### [Supplied information]
#####

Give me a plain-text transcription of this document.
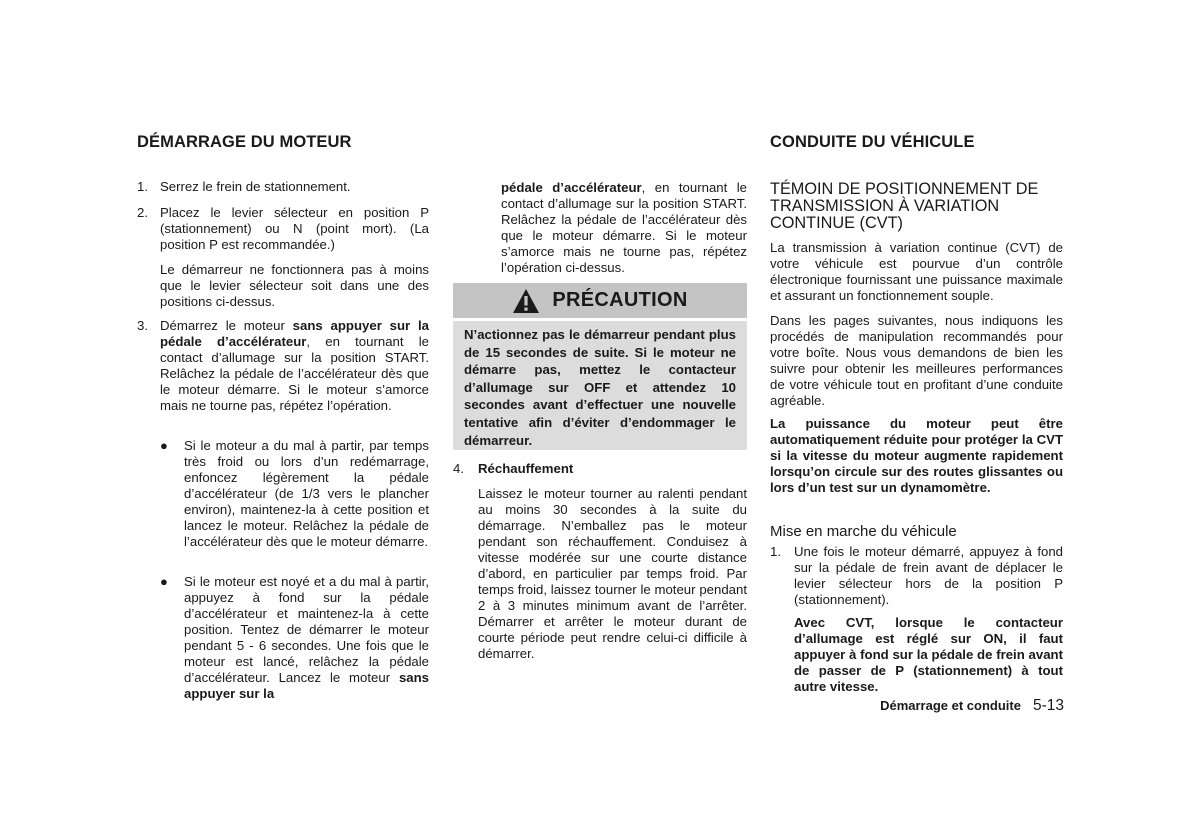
DÉMARRAGE DU MOTEUR
1. Serrez le frein de stationnement.

2. Placez le levier sélecteur en position P (stationnement) ou N (point mort). (La position P est recommandée.)

Le démarreur ne fonctionnera pas à moins que le levier sélecteur soit dans une des positions ci-dessus.

3. Démarrez le moteur sans appuyer sur la pédale d’accélérateur, en tournant le contact d’allumage sur la position START. Relâchez la pédale de l’accélérateur dès que le moteur démarre. Si le moteur s’amorce mais ne tourne pas, répétez l’opération.

● Si le moteur a du mal à partir, par temps très froid ou lors d’un redémarrage, enfoncez légèrement la pédale d’accélérateur (de 1/3 vers le plancher environ), maintenez-la à cette position et lancez le moteur. Relâchez la pédale de l’accélérateur dès que le moteur démarre.

● Si le moteur est noyé et a du mal à partir, appuyez à fond sur la pédale d’accélérateur et maintenez-la à cette position. Tentez de démarrer le moteur pendant 5 - 6 secondes. Une fois que le moteur est lancé, relâchez la pédale d’accélérateur. Lancez le moteur sans appuyer sur la

pédale d’accélérateur, en tournant le contact d’allumage sur la position START. Relâchez la pédale de l’accélérateur dès que le moteur démarre. Si le moteur s’amorce mais ne tourne pas, répétez l’opération ci-dessus.

PRÉCAUTION
N’actionnez pas le démarreur pendant plus de 15 secondes de suite. Si le moteur ne démarre pas, mettez le contacteur d’allumage sur OFF et attendez 10 secondes avant d’effectuer une nouvelle tentative afin d’éviter d’endommager le démarreur.
4. Réchauffement

Laissez le moteur tourner au ralenti pendant au moins 30 secondes à la suite du démarrage. N’emballez pas le moteur pendant son réchauffement. Conduisez à vitesse modérée sur une courte distance d’abord, en particulier par temps froid. Par temps froid, laissez tourner le moteur pendant 2 à 3 minutes minimum avant de l’arrêter. Démarrer et arrêter le moteur durant de courte période peut rendre celui-ci difficile à démarrer.

CONDUITE DU VÉHICULE
TÉMOIN DE POSITIONNEMENT DE TRANSMISSION À VARIATION CONTINUE (CVT)

La transmission à variation continue (CVT) de votre véhicule est pourvue d’un contrôle électronique fournissant une puissance maximale et assurant un fonctionnement souple.

Dans les pages suivantes, nous indiquons les procédés de manipulation recommandés pour votre boîte. Nous vous demandons de bien les suivre pour obtenir les meilleures performances de votre véhicule tout en profitant d’une conduite agréable.

La puissance du moteur peut être automatiquement réduite pour protéger la CVT si la vitesse du moteur augmente rapidement lorsqu’on circule sur des routes glissantes ou lors d’un test sur un dynamomètre.

Mise en marche du véhicule
1. Une fois le moteur démarré, appuyez à fond sur la pédale de frein avant de déplacer le levier sélecteur hors de la position P (stationnement).

Avec CVT, lorsque le contacteur d’allumage est réglé sur ON, il faut appuyer à fond sur la pédale de frein avant de passer de P (stationnement) à tout autre vitesse.

Démarrage et conduite 5-13
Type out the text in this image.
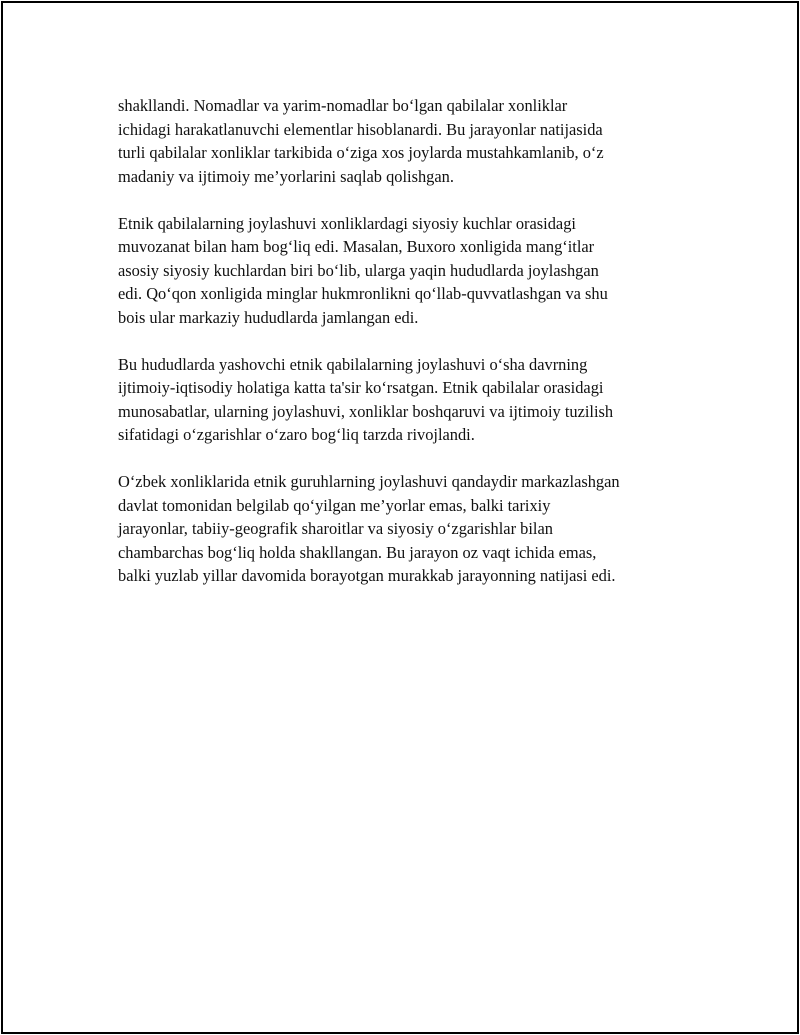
shakllandi. Nomadlar va yarim-nomadlar bo‘lgan qabilalar xonliklar
ichidagi harakatlanuvchi elementlar hisoblanardi. Bu jarayonlar natijasida
turli qabilalar xonliklar tarkibida o‘ziga xos joylarda mustahkamlanib, o‘z
madaniy va ijtimoiy me’yorlarini saqlab qolishgan.

Etnik qabilalarning joylashuvi xonliklardagi siyosiy kuchlar orasidagi
muvozanat bilan ham bog‘liq edi. Masalan, Buxoro xonligida mang‘itlar
asosiy siyosiy kuchlardan biri bo‘lib, ularga yaqin hududlarda joylashgan
edi. Qo‘qon xonligida minglar hukmronlikni qo‘llab-quvvatlashgan va shu
bois ular markaziy hududlarda jamlangan edi.

Bu hududlarda yashovchi etnik qabilalarning joylashuvi o‘sha davrning
ijtimoiy-iqtisodiy holatiga katta ta'sir ko‘rsatgan. Etnik qabilalar orasidagi
munosabatlar, ularning joylashuvi, xonliklar boshqaruvi va ijtimoiy tuzilish
sifatidagi o‘zgarishlar o‘zaro bog‘liq tarzda rivojlandi.

O‘zbek xonliklarida etnik guruhlarning joylashuvi qandaydir markazlashgan
davlat tomonidan belgilab qo‘yilgan me’yorlar emas, balki tarixiy
jarayonlar, tabiiy-geografik sharoitlar va siyosiy o‘zgarishlar bilan
chambarchas bog‘liq holda shakllangan. Bu jarayon oz vaqt ichida emas,
balki yuzlab yillar davomida borayotgan murakkab jarayonning natijasi edi.
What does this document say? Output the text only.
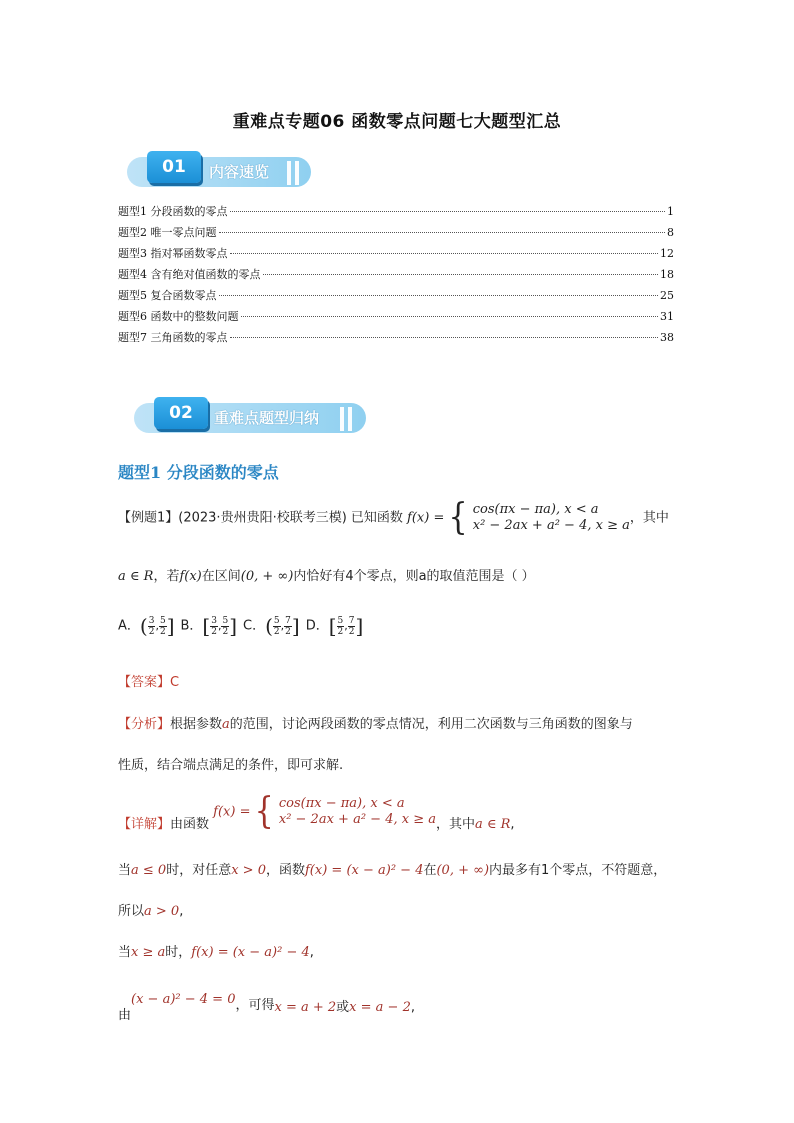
重难点专题06 函数零点问题七大题型汇总
01	内容速览
题型1 分段函数的零点	1
题型2 唯一零点问题	8
题型3 指对幂函数零点	12
题型4 含有绝对值函数的零点	18
题型5 复合函数零点	25
题型6 函数中的整数问题	31
题型7 三角函数的零点	38
02	重难点题型归纳
题型1 分段函数的零点
【例题1】(2023·贵州贵阳·校联考三模) 已知函数 f(x) = { cos(πx − πa), x < a
x² − 2ax + a² − 4, x ≥ a ，其中
a ∈ R，若f(x)在区间(0, + ∞)内恰好有4个零点，则a的取值范围是（ ）
A．( $\frac{3}{2}$ , $\frac{5}{2}$ ] B．[ $\frac{3}{2}$ , $\frac{5}{2}$ ] C．( $\frac{5}{2}$ , $\frac{7}{2}$ ] D．[ $\frac{5}{2}$ , $\frac{7}{2}$ ]
【答案】C
【分析】根据参数a的范围，讨论两段函数的零点情况，利用二次函数与三角函数的图象与
性质，结合端点满足的条件，即可求解.
【详解】由函数 f(x) = { cos(πx − πa), x < a
x² − 2ax + a² − 4, x ≥ a ，其中a ∈ R,
当a ≤ 0时，对任意x > 0，函数f(x) = (x − a)² − 4在(0, + ∞)内最多有1个零点，不符题意，
所以a > 0,
当x ≥ a时，f(x) = (x − a)² − 4,
由(x − a)² − 4 = 0，可得x = a + 2或x = a − 2,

#####

### [Request]
Return the entries unchanged, save for the pictures, which do not belong in the copy.

### [Answer]
Give me a plain-text transcription of this document.
DÉMARRAGE DU MOTEUR
1. Serrez le frein de stationnement.

2. Placez le levier sélecteur en position P (stationnement) ou N (point mort). (La position P est recommandée.)

Le démarreur ne fonctionnera pas à moins que le levier sélecteur soit dans une des positions ci-dessus.

3. Démarrez le moteur sans appuyer sur la pédale d’accélérateur, en tournant le contact d’allumage sur la position START. Relâchez la pédale de l’accélérateur dès que le moteur démarre. Si le moteur s’amorce mais ne tourne pas, répétez l’opération.

● Si le moteur a du mal à partir, par temps très froid ou lors d’un redémarrage, enfoncez légèrement la pédale d’accélérateur (de 1/3 vers le plancher environ), maintenez-la à cette position et lancez le moteur. Relâchez la pédale de l’accélérateur dès que le moteur démarre.

● Si le moteur est noyé et a du mal à partir, appuyez à fond sur la pédale d’accélérateur et maintenez-la à cette position. Tentez de démarrer le moteur pendant 5 - 6 secondes. Une fois que le moteur est lancé, relâchez la pédale d’accélérateur. Lancez le moteur sans appuyer sur la

pédale d’accélérateur, en tournant le contact d’allumage sur la position START. Relâchez la pédale de l’accélérateur dès que le moteur démarre. Si le moteur s’amorce mais ne tourne pas, répétez l’opération ci-dessus.

PRÉCAUTION
N’actionnez pas le démarreur pendant plus de 15 secondes de suite. Si le moteur ne démarre pas, mettez le contacteur d’allumage sur OFF et attendez 10 secondes avant d’effectuer une nouvelle tentative afin d’éviter d’endommager le démarreur.
4. Réchauffement

Laissez le moteur tourner au ralenti pendant au moins 30 secondes à la suite du démarrage. N’emballez pas le moteur pendant son réchauffement. Conduisez à vitesse modérée sur une courte distance d’abord, en particulier par temps froid. Par temps froid, laissez tourner le moteur pendant 2 à 3 minutes minimum avant de l’arrêter. Démarrer et arrêter le moteur durant de courte période peut rendre celui-ci difficile à démarrer.

CONDUITE DU VÉHICULE
TÉMOIN DE POSITIONNEMENT DE TRANSMISSION À VARIATION CONTINUE (CVT)

La transmission à variation continue (CVT) de votre véhicule est pourvue d’un contrôle électronique fournissant une puissance maximale et assurant un fonctionnement souple.

Dans les pages suivantes, nous indiquons les procédés de manipulation recommandés pour votre boîte. Nous vous demandons de bien les suivre pour obtenir les meilleures performances de votre véhicule tout en profitant d’une conduite agréable.

La puissance du moteur peut être automatiquement réduite pour protéger la CVT si la vitesse du moteur augmente rapidement lorsqu’on circule sur des routes glissantes ou lors d’un test sur un dynamomètre.

Mise en marche du véhicule
1. Une fois le moteur démarré, appuyez à fond sur la pédale de frein avant de déplacer le levier sélecteur hors de la position P (stationnement).

Avec CVT, lorsque le contacteur d’allumage est réglé sur ON, il faut appuyer à fond sur la pédale de frein avant de passer de P (stationnement) à tout autre vitesse.

Démarrage et conduite 5-13
Type out the text in this image.
shakllandi. Nomadlar va yarim-nomadlar bo‘lgan qabilalar xonliklar
ichidagi harakatlanuvchi elementlar hisoblanardi. Bu jarayonlar natijasida
turli qabilalar xonliklar tarkibida o‘ziga xos joylarda mustahkamlanib, o‘z
madaniy va ijtimoiy me’yorlarini saqlab qolishgan.

Etnik qabilalarning joylashuvi xonliklardagi siyosiy kuchlar orasidagi
muvozanat bilan ham bog‘liq edi. Masalan, Buxoro xonligida mang‘itlar
asosiy siyosiy kuchlardan biri bo‘lib, ularga yaqin hududlarda joylashgan
edi. Qo‘qon xonligida minglar hukmronlikni qo‘llab-quvvatlashgan va shu
bois ular markaziy hududlarda jamlangan edi.

Bu hududlarda yashovchi etnik qabilalarning joylashuvi o‘sha davrning
ijtimoiy-iqtisodiy holatiga katta ta'sir ko‘rsatgan. Etnik qabilalar orasidagi
munosabatlar, ularning joylashuvi, xonliklar boshqaruvi va ijtimoiy tuzilish
sifatidagi o‘zgarishlar o‘zaro bog‘liq tarzda rivojlandi.

O‘zbek xonliklarida etnik guruhlarning joylashuvi qandaydir markazlashgan
davlat tomonidan belgilab qo‘yilgan me’yorlar emas, balki tarixiy
jarayonlar, tabiiy-geografik sharoitlar va siyosiy o‘zgarishlar bilan
chambarchas bog‘liq holda shakllangan. Bu jarayon oz vaqt ichida emas,
balki yuzlab yillar davomida borayotgan murakkab jarayonning natijasi edi.
What does this document say? Output the text only.
重难点专题06 函数零点问题七大题型汇总
01	内容速览
题型1 分段函数的零点	1
题型2 唯一零点问题	8
题型3 指对幂函数零点	12
题型4 含有绝对值函数的零点	18
题型5 复合函数零点	25
题型6 函数中的整数问题	31
题型7 三角函数的零点	38
02	重难点题型归纳
题型1 分段函数的零点
【例题1】(2023·贵州贵阳·校联考三模) 已知函数 f(x) = { cos(πx − πa), x < a
x² − 2ax + a² − 4, x ≥ a ，其中
a ∈ R，若f(x)在区间(0, + ∞)内恰好有4个零点，则a的取值范围是（ ）
A．( $\frac{3}{2}$ , $\frac{5}{2}$ ] B．[ $\frac{3}{2}$ , $\frac{5}{2}$ ] C．( $\frac{5}{2}$ , $\frac{7}{2}$ ] D．[ $\frac{5}{2}$ , $\frac{7}{2}$ ]
【答案】C
【分析】根据参数a的范围，讨论两段函数的零点情况，利用二次函数与三角函数的图象与
性质，结合端点满足的条件，即可求解.
【详解】由函数 f(x) = { cos(πx − πa), x < a
x² − 2ax + a² − 4, x ≥ a ，其中a ∈ R,
当a ≤ 0时，对任意x > 0，函数f(x) = (x − a)² − 4在(0, + ∞)内最多有1个零点，不符题意，
所以a > 0,
当x ≥ a时，f(x) = (x − a)² − 4,
由(x − a)² − 4 = 0，可得x = a + 2或x = a − 2,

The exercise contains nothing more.